▸ TASK REQUIREMENTS: Look through the material below, count the lines containing the word "under", and state only the count.

** Start **

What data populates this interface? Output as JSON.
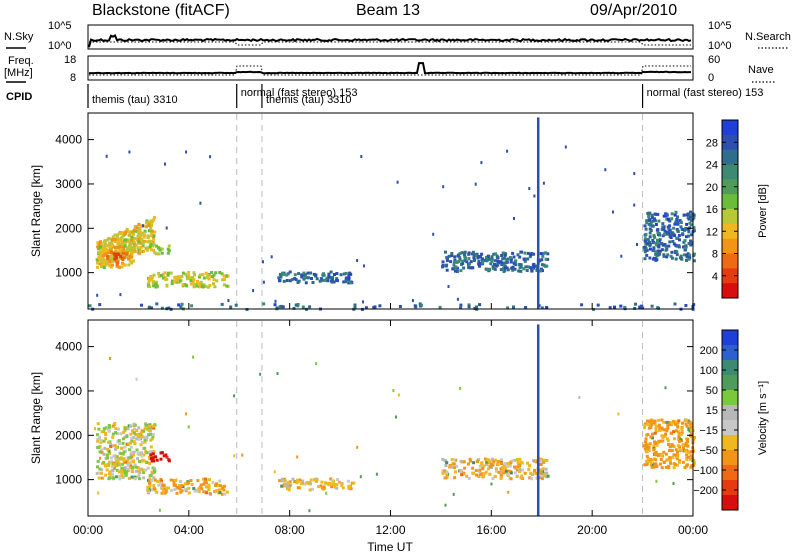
{
  "header": {
    "radar": "Blackstone (fitACF)",
    "beam": "Beam 13",
    "date": "09/Apr/2010"
  },
  "top_panels": {
    "nsky_label": "N.Sky",
    "nsearch_label": "N.Search",
    "nsky_ticks": [
      "10^5",
      "10^0"
    ],
    "nsearch_ticks": [
      "10^5",
      "10^0"
    ],
    "freq_label_1": "Freq.",
    "freq_label_2": "[MHz]",
    "freq_ticks": [
      "18",
      "8"
    ],
    "nave_label": "Nave",
    "nave_ticks": [
      "60",
      "0"
    ],
    "cpid_label": "CPID"
  },
  "modes": [
    {
      "label": "themis (tau) 3310",
      "start": 0.0,
      "end": 5.9
    },
    {
      "label": "normal (fast stereo) 153",
      "start": 5.9,
      "end": 6.9
    },
    {
      "label": "themis (tau) 3310",
      "start": 6.9,
      "end": 22.0
    },
    {
      "label": "normal (fast stereo) 153",
      "start": 22.0,
      "end": 24.0
    }
  ],
  "chart_data": [
    {
      "type": "heatmap",
      "panel": "power",
      "ylabel": "Slant Range [km]",
      "xlabel": "",
      "xlim": [
        0,
        24
      ],
      "ylim": [
        180,
        4600
      ],
      "yticks": [
        1000,
        2000,
        3000,
        4000
      ],
      "ytick_labels": [
        "1000",
        "2000",
        "3000",
        "4000"
      ],
      "colorbar": {
        "label": "Power [dB]",
        "ticks": [
          "4",
          "8",
          "12",
          "16",
          "20",
          "24",
          "28"
        ],
        "colors": [
          "#1f3fd6",
          "#2d4fb0",
          "#2e6e8c",
          "#3d8a72",
          "#4f9c5a",
          "#6cbc3c",
          "#b8c838",
          "#f0b820",
          "#f29418",
          "#ee6a14",
          "#e43c10",
          "#d80e0e"
        ]
      },
      "features": [
        {
          "t0": 0.3,
          "t1": 2.6,
          "r0": 1050,
          "r1": 2300,
          "level": 0.6,
          "note": "main echo band, rising range"
        },
        {
          "t0": 0.4,
          "t1": 1.8,
          "r0": 1150,
          "r1": 1650,
          "level": 0.95,
          "note": "peak power region"
        },
        {
          "t0": 2.3,
          "t1": 5.5,
          "r0": 700,
          "r1": 1050,
          "level": 0.55
        },
        {
          "t0": 2.4,
          "t1": 3.2,
          "r0": 1450,
          "r1": 1650,
          "level": 0.55
        },
        {
          "t0": 7.5,
          "t1": 10.5,
          "r0": 800,
          "r1": 1050,
          "level": 0.15
        },
        {
          "t0": 14.0,
          "t1": 18.2,
          "r0": 1050,
          "r1": 1500,
          "level": 0.15
        },
        {
          "t0": 22.0,
          "t1": 24.0,
          "r0": 1300,
          "r1": 2400,
          "level": 0.15
        },
        {
          "t0": 0.0,
          "t1": 24.0,
          "r0": 200,
          "r1": 330,
          "level": 0.15,
          "note": "near-range ground scatter"
        }
      ],
      "spike": {
        "t": 17.85,
        "r0": 190,
        "r1": 4500
      }
    },
    {
      "type": "heatmap",
      "panel": "velocity",
      "ylabel": "Slant Range [km]",
      "xlabel": "Time UT",
      "xlim": [
        0,
        24
      ],
      "ylim": [
        180,
        4600
      ],
      "xticks": [
        "00:00",
        "04:00",
        "08:00",
        "12:00",
        "16:00",
        "20:00",
        "00:00"
      ],
      "yticks": [
        1000,
        2000,
        3000,
        4000
      ],
      "ytick_labels": [
        "1000",
        "2000",
        "3000",
        "4000"
      ],
      "colorbar": {
        "label": "Velocity [m s⁻¹]",
        "ticks": [
          "200",
          "100",
          "50",
          "15",
          "−15",
          "−50",
          "−100",
          "−200"
        ],
        "colors": [
          "#1f3fd6",
          "#2d5fcf",
          "#3d8a72",
          "#4f9c5a",
          "#7cc83c",
          "#b8b8b8",
          "#c8c8c8",
          "#f0b820",
          "#f29418",
          "#ee6a14",
          "#e43c10",
          "#d80e0e"
        ]
      },
      "features": [
        {
          "t0": 0.3,
          "t1": 2.6,
          "r0": 1050,
          "r1": 2300,
          "velocity": 0,
          "note": "mostly near-zero (grey) velocities"
        },
        {
          "t0": 2.4,
          "t1": 3.2,
          "r0": 1450,
          "r1": 1650,
          "velocity": -200
        },
        {
          "t0": 2.3,
          "t1": 5.5,
          "r0": 700,
          "r1": 1050,
          "velocity": -30
        },
        {
          "t0": 7.5,
          "t1": 10.5,
          "r0": 800,
          "r1": 1050,
          "velocity": -20
        },
        {
          "t0": 14.0,
          "t1": 18.2,
          "r0": 1050,
          "r1": 1500,
          "velocity": -20
        },
        {
          "t0": 22.0,
          "t1": 24.0,
          "r0": 1300,
          "r1": 2400,
          "velocity": -40
        }
      ],
      "spike": {
        "t": 17.85,
        "r0": 190,
        "r1": 4500
      }
    }
  ]
}
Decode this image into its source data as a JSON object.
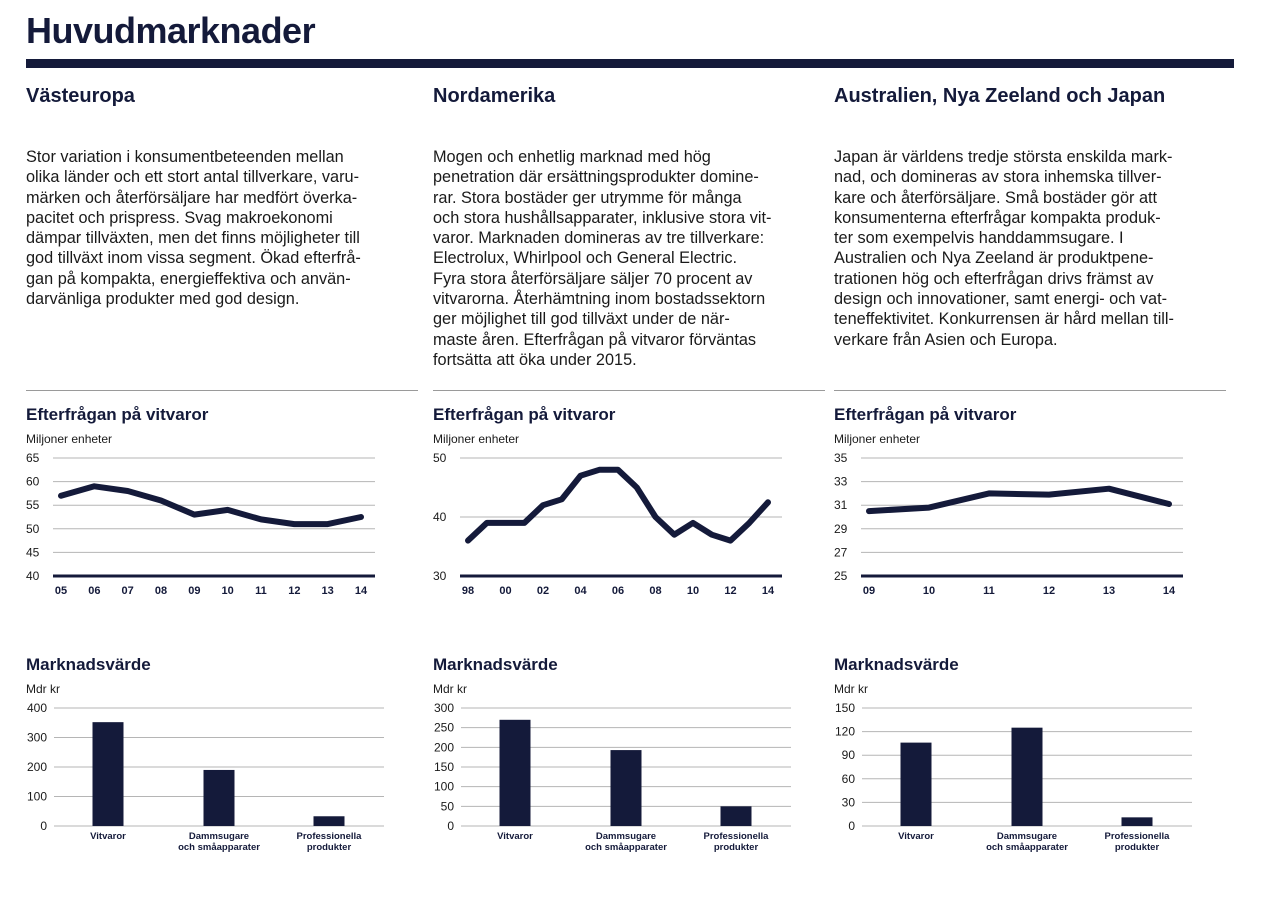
{
  "page": {
    "title": "Huvudmarknader"
  },
  "colors": {
    "navy": "#141a3a",
    "grid": "#b5b5b5",
    "rule": "#9a9a9a"
  },
  "columns": [
    {
      "name": "Västeuropa",
      "text_lines": [
        "Stor variation i konsumentbeteenden mellan",
        "olika länder och ett stort antal tillverkare, varu-",
        "märken och återförsäljare har medfört överka-",
        "pacitet och prispress. Svag makroekonomi",
        "dämpar tillväxten, men det finns möjligheter till",
        "god tillväxt inom vissa segment. Ökad efterfrå-",
        "gan på kompakta, energieffektiva och använ-",
        "darvänliga produkter med god design."
      ],
      "line_title": "Efterfrågan på vitvaror",
      "line_unit": "Miljoner enheter",
      "bar_title": "Marknadsvärde",
      "bar_unit": "Mdr kr"
    },
    {
      "name": "Nordamerika",
      "text_lines": [
        "Mogen och enhetlig marknad med hög",
        "penetration där ersättningsprodukter domine-",
        "rar. Stora bostäder ger utrymme för många",
        "och stora hushållsapparater, inklusive stora vit-",
        "varor. Marknaden domineras av tre tillverkare:",
        "Electrolux, Whirlpool och General Electric.",
        "Fyra stora återförsäljare säljer 70 procent av",
        "vitvarorna. Återhämtning inom bostadssektorn",
        "ger möjlighet till god tillväxt under de när-",
        "maste åren. Efterfrågan på vitvaror förväntas",
        "fortsätta att öka under 2015."
      ],
      "line_title": "Efterfrågan på vitvaror",
      "line_unit": "Miljoner enheter",
      "bar_title": "Marknadsvärde",
      "bar_unit": "Mdr kr"
    },
    {
      "name": "Australien, Nya Zeeland och Japan",
      "text_lines": [
        "Japan är världens tredje största enskilda mark-",
        "nad, och domineras av stora inhemska tillver-",
        "kare och återförsäljare. Små bostäder gör att",
        "konsumenterna efterfrågar kompakta produk-",
        "ter som exempelvis handdammsugare. I",
        "Australien och Nya Zeeland är produktpene-",
        "trationen hög och efterfrågan drivs främst av",
        "design och innovationer, samt energi- och vat-",
        "teneffektivitet. Konkurrensen är hård mellan till-",
        "verkare från Asien och Europa."
      ],
      "line_title": "Efterfrågan på vitvaror",
      "line_unit": "Miljoner enheter",
      "bar_title": "Marknadsvärde",
      "bar_unit": "Mdr kr"
    }
  ],
  "chart_data": [
    {
      "type": "line",
      "title": "Efterfrågan på vitvaror",
      "ylabel": "Miljoner enheter",
      "ylim": [
        40,
        65
      ],
      "yticks": [
        65,
        60,
        55,
        50,
        45,
        40
      ],
      "x_labels": [
        "05",
        "06",
        "07",
        "08",
        "09",
        "10",
        "11",
        "12",
        "13",
        "14"
      ],
      "x": [
        2005,
        2006,
        2007,
        2008,
        2009,
        2010,
        2011,
        2012,
        2013,
        2014
      ],
      "y": [
        57,
        59,
        58,
        56,
        53,
        54,
        52,
        51,
        51,
        52.5
      ],
      "grid": true
    },
    {
      "type": "line",
      "title": "Efterfrågan på vitvaror",
      "ylabel": "Miljoner enheter",
      "ylim": [
        30,
        50
      ],
      "yticks": [
        50,
        40,
        30
      ],
      "x_labels": [
        "98",
        "00",
        "02",
        "04",
        "06",
        "08",
        "10",
        "12",
        "14"
      ],
      "x": [
        1998,
        1999,
        2000,
        2001,
        2002,
        2003,
        2004,
        2005,
        2006,
        2007,
        2008,
        2009,
        2010,
        2011,
        2012,
        2013,
        2014
      ],
      "y": [
        36,
        39,
        39,
        39,
        42,
        43,
        47,
        48,
        48,
        45,
        40,
        37,
        39,
        37,
        36,
        39,
        42.5
      ],
      "grid": true
    },
    {
      "type": "line",
      "title": "Efterfrågan på vitvaror",
      "ylabel": "Miljoner enheter",
      "ylim": [
        25,
        35
      ],
      "yticks": [
        35,
        33,
        31,
        29,
        27,
        25
      ],
      "x_labels": [
        "09",
        "10",
        "11",
        "12",
        "13",
        "14"
      ],
      "x": [
        2009,
        2010,
        2011,
        2012,
        2013,
        2014
      ],
      "y": [
        30.5,
        30.8,
        32,
        31.9,
        32.4,
        31.1
      ],
      "grid": true
    },
    {
      "type": "bar",
      "title": "Marknadsvärde",
      "ylabel": "Mdr kr",
      "ylim": [
        0,
        400
      ],
      "yticks": [
        400,
        300,
        200,
        100,
        0
      ],
      "categories": [
        [
          "Vitvaror"
        ],
        [
          "Dammsugare",
          "och småapparater"
        ],
        [
          "Professionella",
          "produkter"
        ]
      ],
      "values": [
        352,
        190,
        33
      ],
      "grid": true
    },
    {
      "type": "bar",
      "title": "Marknadsvärde",
      "ylabel": "Mdr kr",
      "ylim": [
        0,
        300
      ],
      "yticks": [
        300,
        250,
        200,
        150,
        100,
        50,
        0
      ],
      "categories": [
        [
          "Vitvaror"
        ],
        [
          "Dammsugare",
          "och småapparater"
        ],
        [
          "Professionella",
          "produkter"
        ]
      ],
      "values": [
        270,
        193,
        50
      ],
      "grid": true
    },
    {
      "type": "bar",
      "title": "Marknadsvärde",
      "ylabel": "Mdr kr",
      "ylim": [
        0,
        150
      ],
      "yticks": [
        150,
        120,
        90,
        60,
        30,
        0
      ],
      "categories": [
        [
          "Vitvaror"
        ],
        [
          "Dammsugare",
          "och småapparater"
        ],
        [
          "Professionella",
          "produkter"
        ]
      ],
      "values": [
        106,
        125,
        11
      ],
      "grid": true
    }
  ]
}
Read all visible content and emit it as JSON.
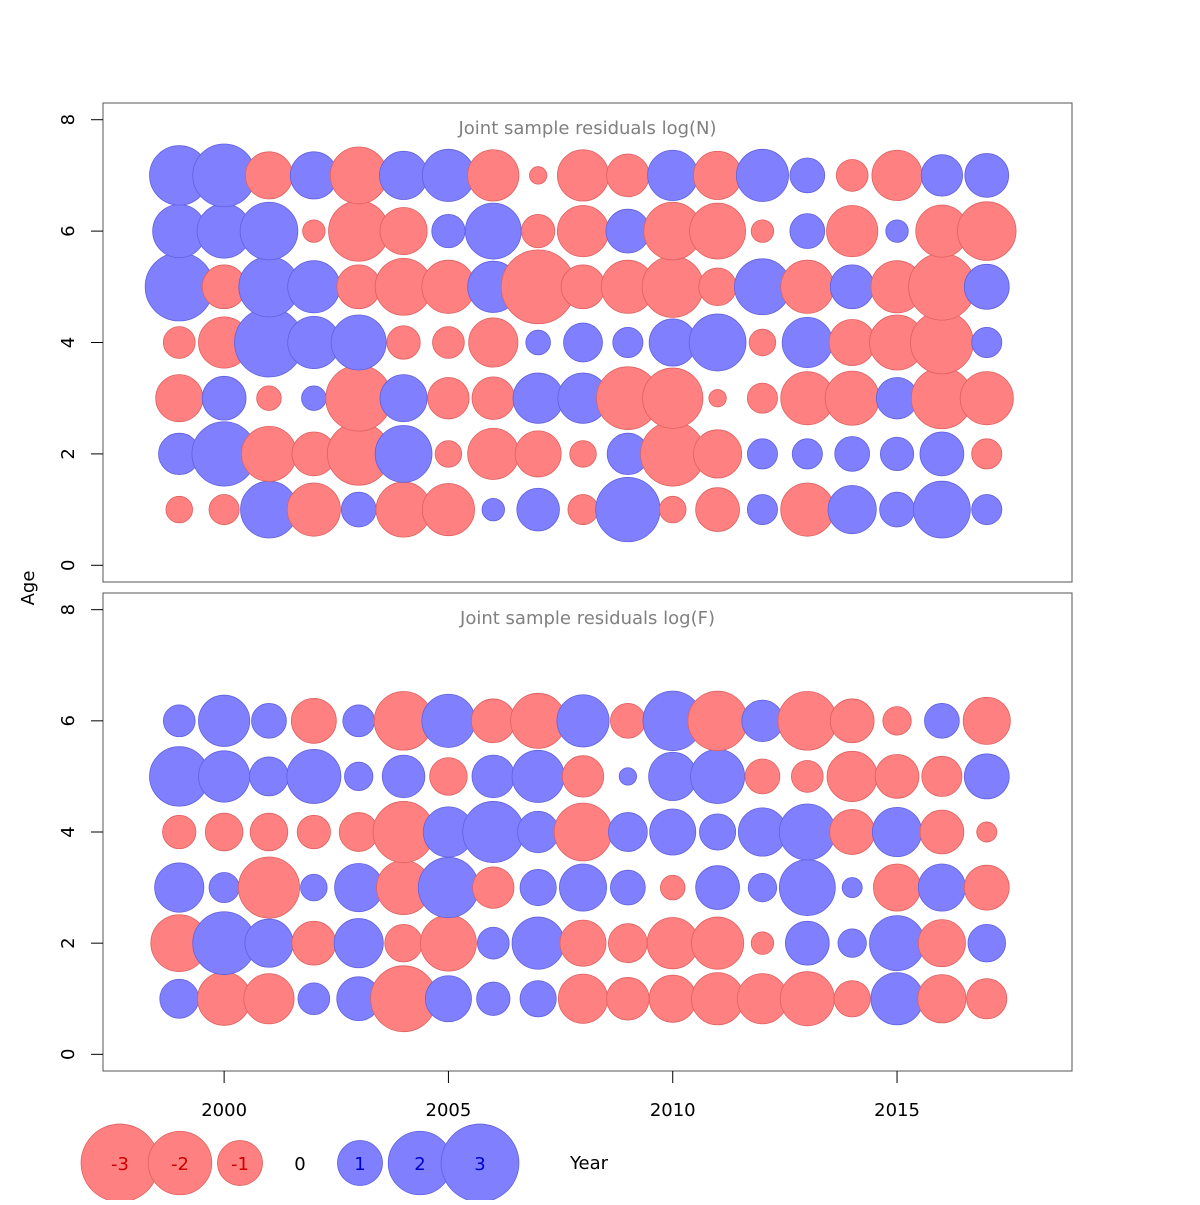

** End **

▸ RIGHT ANSWER: 2